What to produce: Give back every line exactly as it appears, pictures excluded.

[Figure collection entries]

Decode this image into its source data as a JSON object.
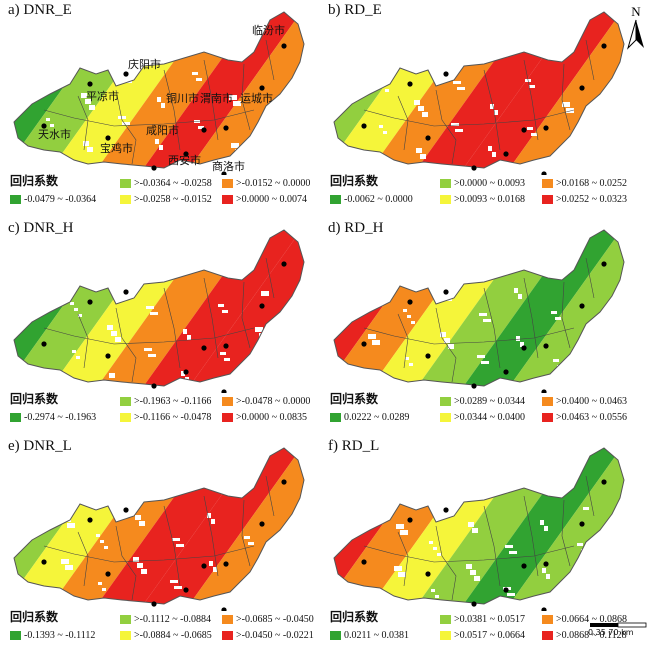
{
  "colors": {
    "darkgreen": "#31a331",
    "lightgreen": "#92cf3f",
    "yellow": "#f5f53a",
    "orange": "#f58a1e",
    "red": "#e8231f"
  },
  "north_label": "N",
  "scale": {
    "ticks": "0  35  70 km"
  },
  "cities": [
    {
      "name": "临汾市"
    },
    {
      "name": "庆阳市"
    },
    {
      "name": "平凉市"
    },
    {
      "name": "铜川市"
    },
    {
      "name": "渭南市"
    },
    {
      "name": "运城市"
    },
    {
      "name": "天水市"
    },
    {
      "name": "咸阳市"
    },
    {
      "name": "宝鸡市"
    },
    {
      "name": "西安市"
    },
    {
      "name": "商洛市"
    }
  ],
  "panels": [
    {
      "title": "a) DNR_E",
      "legend_title": "回归系数",
      "items": [
        {
          "label": "-0.0479 ~ -0.0364",
          "color": "#31a331"
        },
        {
          "label": ">-0.0364 ~ -0.0258",
          "color": "#92cf3f"
        },
        {
          "label": ">-0.0258 ~ -0.0152",
          "color": "#f5f53a"
        },
        {
          "label": ">-0.0152 ~ 0.0000",
          "color": "#f58a1e"
        },
        {
          "label": ">0.0000 ~ 0.0074",
          "color": "#e8231f"
        }
      ]
    },
    {
      "title": "b) RD_E",
      "legend_title": "回归系数",
      "items": [
        {
          "label": "-0.0062 ~ 0.0000",
          "color": "#31a331"
        },
        {
          "label": ">0.0000 ~ 0.0093",
          "color": "#92cf3f"
        },
        {
          "label": ">0.0093 ~ 0.0168",
          "color": "#f5f53a"
        },
        {
          "label": ">0.0168 ~ 0.0252",
          "color": "#f58a1e"
        },
        {
          "label": ">0.0252 ~ 0.0323",
          "color": "#e8231f"
        }
      ]
    },
    {
      "title": "c) DNR_H",
      "legend_title": "回归系数",
      "items": [
        {
          "label": "-0.2974 ~ -0.1963",
          "color": "#31a331"
        },
        {
          "label": ">-0.1963 ~ -0.1166",
          "color": "#92cf3f"
        },
        {
          "label": ">-0.1166 ~ -0.0478",
          "color": "#f5f53a"
        },
        {
          "label": ">-0.0478 ~ 0.0000",
          "color": "#f58a1e"
        },
        {
          "label": ">0.0000 ~ 0.0835",
          "color": "#e8231f"
        }
      ]
    },
    {
      "title": "d) RD_H",
      "legend_title": "回归系数",
      "items": [
        {
          "label": "0.0222 ~ 0.0289",
          "color": "#31a331"
        },
        {
          "label": ">0.0289 ~ 0.0344",
          "color": "#92cf3f"
        },
        {
          "label": ">0.0344 ~ 0.0400",
          "color": "#f5f53a"
        },
        {
          "label": ">0.0400 ~ 0.0463",
          "color": "#f58a1e"
        },
        {
          "label": ">0.0463 ~ 0.0556",
          "color": "#e8231f"
        }
      ]
    },
    {
      "title": "e) DNR_L",
      "legend_title": "回归系数",
      "items": [
        {
          "label": "-0.1393 ~ -0.1112",
          "color": "#31a331"
        },
        {
          "label": ">-0.1112 ~ -0.0884",
          "color": "#92cf3f"
        },
        {
          "label": ">-0.0884 ~ -0.0685",
          "color": "#f5f53a"
        },
        {
          "label": ">-0.0685 ~ -0.0450",
          "color": "#f58a1e"
        },
        {
          "label": ">-0.0450 ~ -0.0221",
          "color": "#e8231f"
        }
      ]
    },
    {
      "title": "f) RD_L",
      "legend_title": "回归系数",
      "items": [
        {
          "label": "0.0211 ~ 0.0381",
          "color": "#31a331"
        },
        {
          "label": ">0.0381 ~ 0.0517",
          "color": "#92cf3f"
        },
        {
          "label": ">0.0517 ~ 0.0664",
          "color": "#f5f53a"
        },
        {
          "label": ">0.0664 ~ 0.0868",
          "color": "#f58a1e"
        },
        {
          "label": ">0.0868 ~ 0.1128",
          "color": "#e8231f"
        }
      ]
    }
  ]
}
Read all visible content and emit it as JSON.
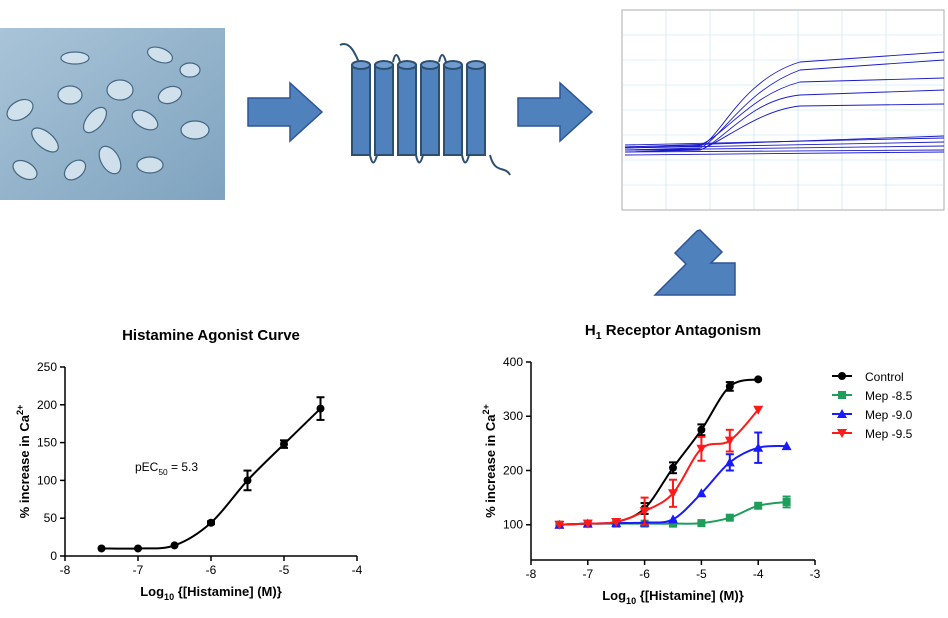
{
  "chart_data": [
    {
      "type": "scatter",
      "title": "Histamine  Agonist  Curve",
      "x_label": {
        "text": "Log",
        "subscript": "10",
        "rest": " {[Histamine] (M)}"
      },
      "y_label": {
        "text": "% increase in Ca",
        "superscript": "2+"
      },
      "annotation": {
        "text": "pEC",
        "subscript": "50",
        "rest": " = 5.3"
      },
      "x": [
        -7.5,
        -7,
        -6.5,
        -6,
        -5.5,
        -5,
        -4.5
      ],
      "series": [
        {
          "color": "#000000",
          "marker": "circle",
          "values": [
            10,
            10,
            14,
            44,
            100,
            148,
            195
          ],
          "errors": [
            null,
            null,
            null,
            2,
            13,
            5,
            15
          ]
        }
      ],
      "xlim": [
        -8,
        -4
      ],
      "xticks": [
        -8,
        -7,
        -6,
        -5,
        -4
      ],
      "ylim": [
        0,
        250
      ],
      "yticks": [
        0,
        50,
        100,
        150,
        200,
        250
      ]
    },
    {
      "type": "scatter",
      "title": {
        "text": "H",
        "subscript": "1",
        "rest": " Receptor  Antagonism"
      },
      "x_label": {
        "text": "Log",
        "subscript": "10",
        "rest": " {[Histamine] (M)}"
      },
      "y_label": {
        "text": "% increase in Ca",
        "superscript": "2+"
      },
      "x": [
        -7.5,
        -7,
        -6.5,
        -6,
        -5.5,
        -5,
        -4.5,
        -4,
        -3.5
      ],
      "series": [
        {
          "name": "Control",
          "color": "#000000",
          "marker": "circle",
          "values": [
            100,
            102,
            105,
            130,
            205,
            275,
            355,
            368,
            null
          ],
          "errors": [
            null,
            null,
            null,
            10,
            10,
            10,
            8,
            null,
            null
          ]
        },
        {
          "name": "Mep -8.5",
          "color": "#1e9e5a",
          "marker": "square",
          "values": [
            100,
            102,
            102,
            102,
            102,
            103,
            113,
            135,
            142
          ],
          "errors": [
            null,
            null,
            null,
            null,
            null,
            null,
            null,
            null,
            10
          ]
        },
        {
          "name": "Mep -9.0",
          "color": "#1a1aff",
          "marker": "triangle-up",
          "values": [
            100,
            102,
            103,
            104,
            110,
            158,
            215,
            242,
            245
          ],
          "errors": [
            null,
            null,
            null,
            null,
            null,
            null,
            15,
            28,
            null
          ]
        },
        {
          "name": "Mep -9.5",
          "color": "#ff1a1a",
          "marker": "triangle-down",
          "values": [
            100,
            102,
            105,
            125,
            158,
            240,
            255,
            312,
            null
          ],
          "errors": [
            null,
            null,
            null,
            25,
            25,
            22,
            20,
            null,
            null
          ]
        }
      ],
      "xlim": [
        -8,
        -3
      ],
      "xticks": [
        -8,
        -7,
        -6,
        -5,
        -4,
        -3
      ],
      "ylim": [
        35,
        400
      ],
      "yticks": [
        100,
        200,
        300,
        400
      ],
      "legend": "right"
    }
  ]
}
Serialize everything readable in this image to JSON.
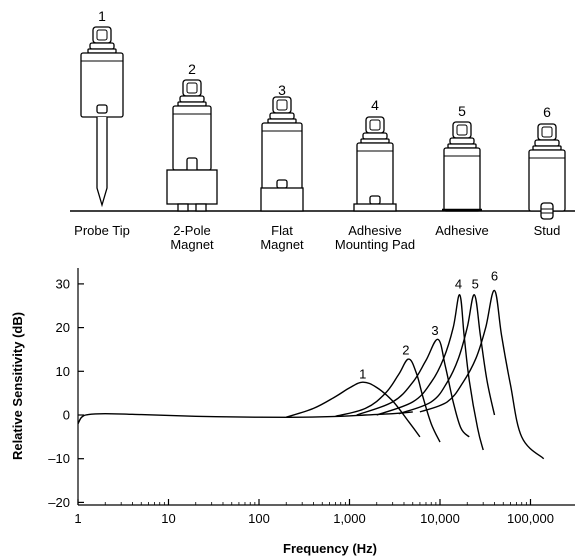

Worked answer:
Decode this image into its source data as a JSON object.
{
  "colors": {
    "darkgreen": "#31a331",
    "lightgreen": "#92cf3f",
    "yellow": "#f5f53a",
    "orange": "#f58a1e",
    "red": "#e8231f"
  },
  "north_label": "N",
  "scale": {
    "ticks": "0  35  70 km"
  },
  "cities": [
    {
      "name": "临汾市"
    },
    {
      "name": "庆阳市"
    },
    {
      "name": "平凉市"
    },
    {
      "name": "铜川市"
    },
    {
      "name": "渭南市"
    },
    {
      "name": "运城市"
    },
    {
      "name": "天水市"
    },
    {
      "name": "咸阳市"
    },
    {
      "name": "宝鸡市"
    },
    {
      "name": "西安市"
    },
    {
      "name": "商洛市"
    }
  ],
  "panels": [
    {
      "title": "a) DNR_E",
      "legend_title": "回归系数",
      "items": [
        {
          "label": "-0.0479 ~ -0.0364",
          "color": "#31a331"
        },
        {
          "label": ">-0.0364 ~ -0.0258",
          "color": "#92cf3f"
        },
        {
          "label": ">-0.0258 ~ -0.0152",
          "color": "#f5f53a"
        },
        {
          "label": ">-0.0152 ~ 0.0000",
          "color": "#f58a1e"
        },
        {
          "label": ">0.0000 ~ 0.0074",
          "color": "#e8231f"
        }
      ]
    },
    {
      "title": "b) RD_E",
      "legend_title": "回归系数",
      "items": [
        {
          "label": "-0.0062 ~ 0.0000",
          "color": "#31a331"
        },
        {
          "label": ">0.0000 ~ 0.0093",
          "color": "#92cf3f"
        },
        {
          "label": ">0.0093 ~ 0.0168",
          "color": "#f5f53a"
        },
        {
          "label": ">0.0168 ~ 0.0252",
          "color": "#f58a1e"
        },
        {
          "label": ">0.0252 ~ 0.0323",
          "color": "#e8231f"
        }
      ]
    },
    {
      "title": "c) DNR_H",
      "legend_title": "回归系数",
      "items": [
        {
          "label": "-0.2974 ~ -0.1963",
          "color": "#31a331"
        },
        {
          "label": ">-0.1963 ~ -0.1166",
          "color": "#92cf3f"
        },
        {
          "label": ">-0.1166 ~ -0.0478",
          "color": "#f5f53a"
        },
        {
          "label": ">-0.0478 ~ 0.0000",
          "color": "#f58a1e"
        },
        {
          "label": ">0.0000 ~ 0.0835",
          "color": "#e8231f"
        }
      ]
    },
    {
      "title": "d) RD_H",
      "legend_title": "回归系数",
      "items": [
        {
          "label": "0.0222 ~ 0.0289",
          "color": "#31a331"
        },
        {
          "label": ">0.0289 ~ 0.0344",
          "color": "#92cf3f"
        },
        {
          "label": ">0.0344 ~ 0.0400",
          "color": "#f5f53a"
        },
        {
          "label": ">0.0400 ~ 0.0463",
          "color": "#f58a1e"
        },
        {
          "label": ">0.0463 ~ 0.0556",
          "color": "#e8231f"
        }
      ]
    },
    {
      "title": "e) DNR_L",
      "legend_title": "回归系数",
      "items": [
        {
          "label": "-0.1393 ~ -0.1112",
          "color": "#31a331"
        },
        {
          "label": ">-0.1112 ~ -0.0884",
          "color": "#92cf3f"
        },
        {
          "label": ">-0.0884 ~ -0.0685",
          "color": "#f5f53a"
        },
        {
          "label": ">-0.0685 ~ -0.0450",
          "color": "#f58a1e"
        },
        {
          "label": ">-0.0450 ~ -0.0221",
          "color": "#e8231f"
        }
      ]
    },
    {
      "title": "f) RD_L",
      "legend_title": "回归系数",
      "items": [
        {
          "label": "0.0211 ~ 0.0381",
          "color": "#31a331"
        },
        {
          "label": ">0.0381 ~ 0.0517",
          "color": "#92cf3f"
        },
        {
          "label": ">0.0517 ~ 0.0664",
          "color": "#f5f53a"
        },
        {
          "label": ">0.0664 ~ 0.0868",
          "color": "#f58a1e"
        },
        {
          "label": ">0.0868 ~ 0.1128",
          "color": "#e8231f"
        }
      ]
    }
  ]
}
Read all visible content and emit it as JSON.
{
  "chart_data": [
    {
      "type": "scatter",
      "title": "Histamine  Agonist  Curve",
      "x_label": {
        "text": "Log",
        "subscript": "10",
        "rest": " {[Histamine] (M)}"
      },
      "y_label": {
        "text": "% increase in Ca",
        "superscript": "2+"
      },
      "annotation": {
        "text": "pEC",
        "subscript": "50",
        "rest": " = 5.3"
      },
      "x": [
        -7.5,
        -7,
        -6.5,
        -6,
        -5.5,
        -5,
        -4.5
      ],
      "series": [
        {
          "color": "#000000",
          "marker": "circle",
          "values": [
            10,
            10,
            14,
            44,
            100,
            148,
            195
          ],
          "errors": [
            null,
            null,
            null,
            2,
            13,
            5,
            15
          ]
        }
      ],
      "xlim": [
        -8,
        -4
      ],
      "xticks": [
        -8,
        -7,
        -6,
        -5,
        -4
      ],
      "ylim": [
        0,
        250
      ],
      "yticks": [
        0,
        50,
        100,
        150,
        200,
        250
      ]
    },
    {
      "type": "scatter",
      "title": {
        "text": "H",
        "subscript": "1",
        "rest": " Receptor  Antagonism"
      },
      "x_label": {
        "text": "Log",
        "subscript": "10",
        "rest": " {[Histamine] (M)}"
      },
      "y_label": {
        "text": "% increase in Ca",
        "superscript": "2+"
      },
      "x": [
        -7.5,
        -7,
        -6.5,
        -6,
        -5.5,
        -5,
        -4.5,
        -4,
        -3.5
      ],
      "series": [
        {
          "name": "Control",
          "color": "#000000",
          "marker": "circle",
          "values": [
            100,
            102,
            105,
            130,
            205,
            275,
            355,
            368,
            null
          ],
          "errors": [
            null,
            null,
            null,
            10,
            10,
            10,
            8,
            null,
            null
          ]
        },
        {
          "name": "Mep -8.5",
          "color": "#1e9e5a",
          "marker": "square",
          "values": [
            100,
            102,
            102,
            102,
            102,
            103,
            113,
            135,
            142
          ],
          "errors": [
            null,
            null,
            null,
            null,
            null,
            null,
            null,
            null,
            10
          ]
        },
        {
          "name": "Mep -9.0",
          "color": "#1a1aff",
          "marker": "triangle-up",
          "values": [
            100,
            102,
            103,
            104,
            110,
            158,
            215,
            242,
            245
          ],
          "errors": [
            null,
            null,
            null,
            null,
            null,
            null,
            15,
            28,
            null
          ]
        },
        {
          "name": "Mep -9.5",
          "color": "#ff1a1a",
          "marker": "triangle-down",
          "values": [
            100,
            102,
            105,
            125,
            158,
            240,
            255,
            312,
            null
          ],
          "errors": [
            null,
            null,
            null,
            25,
            25,
            22,
            20,
            null,
            null
          ]
        }
      ],
      "xlim": [
        -8,
        -3
      ],
      "xticks": [
        -8,
        -7,
        -6,
        -5,
        -4,
        -3
      ],
      "ylim": [
        35,
        400
      ],
      "yticks": [
        100,
        200,
        300,
        400
      ],
      "legend": "right"
    }
  ]
}
Serialize everything readable in this image to JSON.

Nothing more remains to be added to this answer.